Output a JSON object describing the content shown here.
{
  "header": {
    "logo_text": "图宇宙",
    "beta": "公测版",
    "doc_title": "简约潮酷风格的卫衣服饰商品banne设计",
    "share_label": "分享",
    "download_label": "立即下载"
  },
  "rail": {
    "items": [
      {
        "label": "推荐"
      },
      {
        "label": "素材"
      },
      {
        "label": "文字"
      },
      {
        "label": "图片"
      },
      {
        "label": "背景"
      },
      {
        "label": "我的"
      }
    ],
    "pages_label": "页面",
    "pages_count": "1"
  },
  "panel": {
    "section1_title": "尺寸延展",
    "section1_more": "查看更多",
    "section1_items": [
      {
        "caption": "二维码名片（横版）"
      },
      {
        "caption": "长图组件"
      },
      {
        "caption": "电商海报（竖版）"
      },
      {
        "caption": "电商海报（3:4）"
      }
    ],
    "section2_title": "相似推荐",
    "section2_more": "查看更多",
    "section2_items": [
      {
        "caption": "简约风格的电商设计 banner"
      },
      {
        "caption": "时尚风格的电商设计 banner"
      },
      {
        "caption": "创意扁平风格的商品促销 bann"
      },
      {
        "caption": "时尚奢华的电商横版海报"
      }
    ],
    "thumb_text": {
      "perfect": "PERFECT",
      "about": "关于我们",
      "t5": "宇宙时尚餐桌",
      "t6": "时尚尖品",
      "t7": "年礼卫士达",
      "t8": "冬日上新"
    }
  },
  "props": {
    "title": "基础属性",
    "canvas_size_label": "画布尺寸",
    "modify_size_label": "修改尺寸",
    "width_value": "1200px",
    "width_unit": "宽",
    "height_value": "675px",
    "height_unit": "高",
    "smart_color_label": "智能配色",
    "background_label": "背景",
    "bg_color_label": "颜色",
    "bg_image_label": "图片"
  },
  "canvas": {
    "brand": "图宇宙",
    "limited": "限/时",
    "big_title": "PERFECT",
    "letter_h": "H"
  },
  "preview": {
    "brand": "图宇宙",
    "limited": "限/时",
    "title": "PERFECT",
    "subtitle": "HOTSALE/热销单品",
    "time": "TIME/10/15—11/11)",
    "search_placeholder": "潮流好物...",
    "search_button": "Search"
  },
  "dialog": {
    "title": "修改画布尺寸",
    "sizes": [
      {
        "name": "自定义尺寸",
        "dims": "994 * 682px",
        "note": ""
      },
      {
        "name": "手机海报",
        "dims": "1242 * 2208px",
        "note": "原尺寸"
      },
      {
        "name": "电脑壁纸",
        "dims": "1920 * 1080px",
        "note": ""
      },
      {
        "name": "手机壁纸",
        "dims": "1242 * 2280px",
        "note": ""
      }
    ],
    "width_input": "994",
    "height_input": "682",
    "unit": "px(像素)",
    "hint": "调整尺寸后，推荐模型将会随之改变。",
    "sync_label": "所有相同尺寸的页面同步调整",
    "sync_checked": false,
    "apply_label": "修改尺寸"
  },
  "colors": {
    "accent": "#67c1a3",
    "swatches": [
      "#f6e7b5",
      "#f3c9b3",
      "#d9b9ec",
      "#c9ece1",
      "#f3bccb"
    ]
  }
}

To do -
Above are some records. Print them all exactly.

Solved exercise -
Output a JSON object describing the content shown here.
{
  "header": {
    "logo_text": "图宇宙",
    "beta": "公测版",
    "doc_title": "简约潮酷风格的卫衣服饰商品banne设计",
    "share_label": "分享",
    "download_label": "立即下载"
  },
  "rail": {
    "items": [
      {
        "label": "推荐"
      },
      {
        "label": "素材"
      },
      {
        "label": "文字"
      },
      {
        "label": "图片"
      },
      {
        "label": "背景"
      },
      {
        "label": "我的"
      }
    ],
    "pages_label": "页面",
    "pages_count": "1"
  },
  "panel": {
    "section1_title": "尺寸延展",
    "section1_more": "查看更多",
    "section1_items": [
      {
        "caption": "二维码名片（横版）"
      },
      {
        "caption": "长图组件"
      },
      {
        "caption": "电商海报（竖版）"
      },
      {
        "caption": "电商海报（3:4）"
      }
    ],
    "section2_title": "相似推荐",
    "section2_more": "查看更多",
    "section2_items": [
      {
        "caption": "简约风格的电商设计 banner"
      },
      {
        "caption": "时尚风格的电商设计 banner"
      },
      {
        "caption": "创意扁平风格的商品促销 bann"
      },
      {
        "caption": "时尚奢华的电商横版海报"
      }
    ],
    "thumb_text": {
      "perfect": "PERFECT",
      "about": "关于我们",
      "t5": "宇宙时尚餐桌",
      "t6": "时尚尖品",
      "t7": "年礼卫士达",
      "t8": "冬日上新"
    }
  },
  "props": {
    "title": "基础属性",
    "canvas_size_label": "画布尺寸",
    "modify_size_label": "修改尺寸",
    "width_value": "1200px",
    "width_unit": "宽",
    "height_value": "675px",
    "height_unit": "高",
    "smart_color_label": "智能配色",
    "background_label": "背景",
    "bg_color_label": "颜色",
    "bg_image_label": "图片"
  },
  "canvas": {
    "brand": "图宇宙",
    "limited": "限/时",
    "big_title": "PERFECT",
    "letter_h": "H"
  },
  "preview": {
    "brand": "图宇宙",
    "limited": "限/时",
    "title": "PERFECT",
    "subtitle": "HOTSALE/热销单品",
    "time": "TIME/10/15—11/11)",
    "search_placeholder": "潮流好物...",
    "search_button": "Search"
  },
  "dialog": {
    "title": "修改画布尺寸",
    "sizes": [
      {
        "name": "自定义尺寸",
        "dims": "994 * 682px",
        "note": ""
      },
      {
        "name": "手机海报",
        "dims": "1242 * 2208px",
        "note": "原尺寸"
      },
      {
        "name": "电脑壁纸",
        "dims": "1920 * 1080px",
        "note": ""
      },
      {
        "name": "手机壁纸",
        "dims": "1242 * 2280px",
        "note": ""
      }
    ],
    "width_input": "994",
    "height_input": "682",
    "unit": "px(像素)",
    "hint": "调整尺寸后，推荐模型将会随之改变。",
    "sync_label": "所有相同尺寸的页面同步调整",
    "sync_checked": false,
    "apply_label": "修改尺寸"
  },
  "colors": {
    "accent": "#67c1a3",
    "swatches": [
      "#f6e7b5",
      "#f3c9b3",
      "#d9b9ec",
      "#c9ece1",
      "#f3bccb"
    ]
  }
}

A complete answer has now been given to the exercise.